* [Consignes]: Réécrivez sous forme de liste, s'il vous plaît, le paragraphe de la critique ci-dessous qui commence par « Whore (la putain), premier du nom », en gardant ses faits principaux.

* [Document]:
------------------------------------------------------------

La pitié dangereuse
Whore 2 (1993) de et avec Amos Kollek
Amos Kollek restera t-il l’homme d’un seul film ? Plus je découvre son œuvre et plus je le crains car j’avoue n’avoir jamais retrouvé la grâce et l’équilibre de Sue perdue dans Manhattan, sa plus grande réussite. Le réalisme glauque et sordide de Fiona fonctionnait par intermittence mais après, c’est la débandade et des films comme Bridget ou Queenie in love ne présentent pas un grand intérêt. Nous ne sommes même pas en mesure de parler de « déclin » puisque Whore 2 (quel titre !) est antérieur à Sue et se révèle être le plus mauvais des cinq films que j’ai vu de ce cinéaste.
Whore (la putain), premier du nom, est un film peu mémorable de Ken Russell qui n’a d’ailleurs pas grand chose à voir avec l’œuvre de Kollek. Il s’agit ici de la traditionnelle histoire d’un écrivain qui décide de se plonger dans un milieu (celui de la prostitution) afin d’écrire son grand œuvre. Nous voyons donc Kollek (qui s’est donné lui-même le rôle de l’écrivain) interroger un certain nombre de péripatéticiennes pour les entendre évoquer leurs enfances difficiles et les raisons qui les ont poussées sur le trottoir.
Le parti-pris du film, c’est d’avoir mêlé à des comédiennes de véritables prostituées afin, je suppose, de garantir la valeur « documentaire » du projet. Or c’est là, à mon avis, que Kollek échoue totalement et n’accouche que d’une œuvre bancale, oscillant entre le docu-drama et une simili fiction en ne convainquant dans aucun des deux domaines.
Côté documentaire, c’est trop court. Avec ses quelques questions bateaux, le cinéaste ne retient finalement que deux, trois banalités sociologiques et ne parvient jamais à incarner la parole de ces femmes. Enfance malheureuse, abus sexuels de la part du père, besoin d’argent…rien de plus que ces tartes à la crème qui n’apprennent rien. Le réel ne s’explique pas par deux ou trois souvenirs et quelques plans complaisants sur une prostituée qui craque et pleure. Mais rien ne sera dit dans Whore 2 sur le quotidien de ces femmes, sur leur rapport à l’argent, aux hommes, au sexe. Rien non plus sur le type de société qui les pousse à en arriver là. Je sais bien que nous parlons du « plus vieux métier du monde » mais dans une civilisation où ne règnent que l’appât du gain, la consommation à tout crin et le règne sans contrepartie du fric, on peut se demander si le sort de ces putains n’est pas similaire à celui d’une grosse majorité d’esclaves salariés et si faire quelque chose qu’on n’aime pas juste pour survivre avec un peu de pognon n’est pas le seul horizon qu’on nous propose à tous désormais (surtout aux jeunes avec ce fabuleux « Contrat Pourri d’Exploitation » !). Passons.

------------------------------------------------------------

(Relevés des boîtes d'éléments)
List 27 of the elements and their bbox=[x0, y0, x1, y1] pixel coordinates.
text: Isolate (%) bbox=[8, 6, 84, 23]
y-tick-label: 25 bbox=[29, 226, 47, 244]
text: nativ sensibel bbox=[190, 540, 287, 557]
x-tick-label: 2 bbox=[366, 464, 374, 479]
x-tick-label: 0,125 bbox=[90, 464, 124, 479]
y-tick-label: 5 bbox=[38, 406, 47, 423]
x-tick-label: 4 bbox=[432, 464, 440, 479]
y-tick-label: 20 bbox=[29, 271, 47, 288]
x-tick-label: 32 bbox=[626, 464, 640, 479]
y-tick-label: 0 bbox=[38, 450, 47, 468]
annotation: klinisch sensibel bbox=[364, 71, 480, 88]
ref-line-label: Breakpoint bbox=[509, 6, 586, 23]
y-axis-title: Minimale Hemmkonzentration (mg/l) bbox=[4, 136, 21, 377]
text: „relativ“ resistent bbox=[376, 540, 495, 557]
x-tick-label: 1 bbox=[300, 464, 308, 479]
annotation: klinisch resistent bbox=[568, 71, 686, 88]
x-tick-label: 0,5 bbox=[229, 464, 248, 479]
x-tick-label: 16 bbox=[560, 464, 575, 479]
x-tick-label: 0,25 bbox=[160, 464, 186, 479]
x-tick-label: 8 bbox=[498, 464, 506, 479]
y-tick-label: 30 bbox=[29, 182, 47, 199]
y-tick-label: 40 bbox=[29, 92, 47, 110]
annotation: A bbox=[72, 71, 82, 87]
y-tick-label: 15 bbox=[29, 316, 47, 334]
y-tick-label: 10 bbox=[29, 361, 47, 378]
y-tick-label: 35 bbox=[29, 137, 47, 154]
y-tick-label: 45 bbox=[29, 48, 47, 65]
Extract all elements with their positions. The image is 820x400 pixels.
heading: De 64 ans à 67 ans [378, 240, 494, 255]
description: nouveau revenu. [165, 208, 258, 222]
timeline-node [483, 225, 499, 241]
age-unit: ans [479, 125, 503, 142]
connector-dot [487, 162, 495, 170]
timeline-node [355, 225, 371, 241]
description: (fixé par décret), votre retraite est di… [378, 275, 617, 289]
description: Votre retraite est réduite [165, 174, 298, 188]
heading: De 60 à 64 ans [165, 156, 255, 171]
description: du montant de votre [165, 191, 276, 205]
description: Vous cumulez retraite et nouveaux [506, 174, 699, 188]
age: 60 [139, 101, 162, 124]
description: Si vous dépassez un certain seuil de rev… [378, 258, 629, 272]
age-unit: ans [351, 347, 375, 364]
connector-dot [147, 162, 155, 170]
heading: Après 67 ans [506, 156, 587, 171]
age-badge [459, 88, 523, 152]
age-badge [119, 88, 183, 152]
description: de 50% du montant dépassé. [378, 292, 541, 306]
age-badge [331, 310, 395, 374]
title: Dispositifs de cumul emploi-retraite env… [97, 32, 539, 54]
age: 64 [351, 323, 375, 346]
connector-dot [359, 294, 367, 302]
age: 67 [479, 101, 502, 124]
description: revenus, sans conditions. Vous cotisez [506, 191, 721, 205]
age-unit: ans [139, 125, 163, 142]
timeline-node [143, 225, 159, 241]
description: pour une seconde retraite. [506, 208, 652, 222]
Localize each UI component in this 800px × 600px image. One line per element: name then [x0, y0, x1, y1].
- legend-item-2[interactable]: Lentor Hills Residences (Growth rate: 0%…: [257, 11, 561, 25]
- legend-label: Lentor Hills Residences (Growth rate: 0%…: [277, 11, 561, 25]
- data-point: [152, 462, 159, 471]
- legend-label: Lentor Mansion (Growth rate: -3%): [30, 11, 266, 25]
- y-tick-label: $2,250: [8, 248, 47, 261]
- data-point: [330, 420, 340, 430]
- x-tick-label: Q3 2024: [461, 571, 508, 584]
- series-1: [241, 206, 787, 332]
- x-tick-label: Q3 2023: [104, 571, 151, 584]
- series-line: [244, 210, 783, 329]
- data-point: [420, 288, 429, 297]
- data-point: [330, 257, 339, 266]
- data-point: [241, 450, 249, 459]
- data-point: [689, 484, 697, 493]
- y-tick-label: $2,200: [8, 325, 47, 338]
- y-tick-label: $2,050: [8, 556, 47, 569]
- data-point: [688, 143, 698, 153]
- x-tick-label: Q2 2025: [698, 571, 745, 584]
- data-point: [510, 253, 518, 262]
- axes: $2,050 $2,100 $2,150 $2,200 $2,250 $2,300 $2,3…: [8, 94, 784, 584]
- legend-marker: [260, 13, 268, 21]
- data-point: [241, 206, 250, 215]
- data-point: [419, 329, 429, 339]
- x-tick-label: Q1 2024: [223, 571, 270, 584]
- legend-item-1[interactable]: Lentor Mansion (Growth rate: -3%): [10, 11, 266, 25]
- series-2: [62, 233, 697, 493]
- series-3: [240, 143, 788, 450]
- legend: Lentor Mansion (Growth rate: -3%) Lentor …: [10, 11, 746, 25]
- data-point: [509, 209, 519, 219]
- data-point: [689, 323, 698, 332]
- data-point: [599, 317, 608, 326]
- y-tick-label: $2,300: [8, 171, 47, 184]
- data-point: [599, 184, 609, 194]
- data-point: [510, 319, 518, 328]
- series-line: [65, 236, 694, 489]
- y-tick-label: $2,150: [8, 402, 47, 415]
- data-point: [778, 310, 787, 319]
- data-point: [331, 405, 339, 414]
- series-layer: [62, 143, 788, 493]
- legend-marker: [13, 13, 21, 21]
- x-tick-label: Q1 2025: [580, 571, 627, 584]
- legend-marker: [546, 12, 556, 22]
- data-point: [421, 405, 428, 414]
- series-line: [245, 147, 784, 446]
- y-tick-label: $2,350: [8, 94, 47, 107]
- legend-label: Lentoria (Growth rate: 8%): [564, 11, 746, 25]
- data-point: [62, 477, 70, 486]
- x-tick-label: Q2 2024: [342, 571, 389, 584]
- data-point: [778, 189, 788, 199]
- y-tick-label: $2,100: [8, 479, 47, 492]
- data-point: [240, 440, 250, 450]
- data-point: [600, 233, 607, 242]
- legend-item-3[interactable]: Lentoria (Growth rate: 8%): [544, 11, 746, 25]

------------------------------------------------------------

* [Réponse attendue]:
- Le premier Whore (la putain) est un film peu mémorable de Ken Russell, sans grand rapport avec l'œuvre de Kollek.
- Whore 2 reprend l'histoire traditionnelle d'un écrivain qui se plonge dans un milieu, ici celui de la prostitution, pour écrire son grand œuvre.
- Kollek s'est donné lui-même le rôle de l'écrivain.
- Il interroge des prostituées qui évoquent leurs enfances difficiles et les raisons qui les ont poussées sur le trottoir.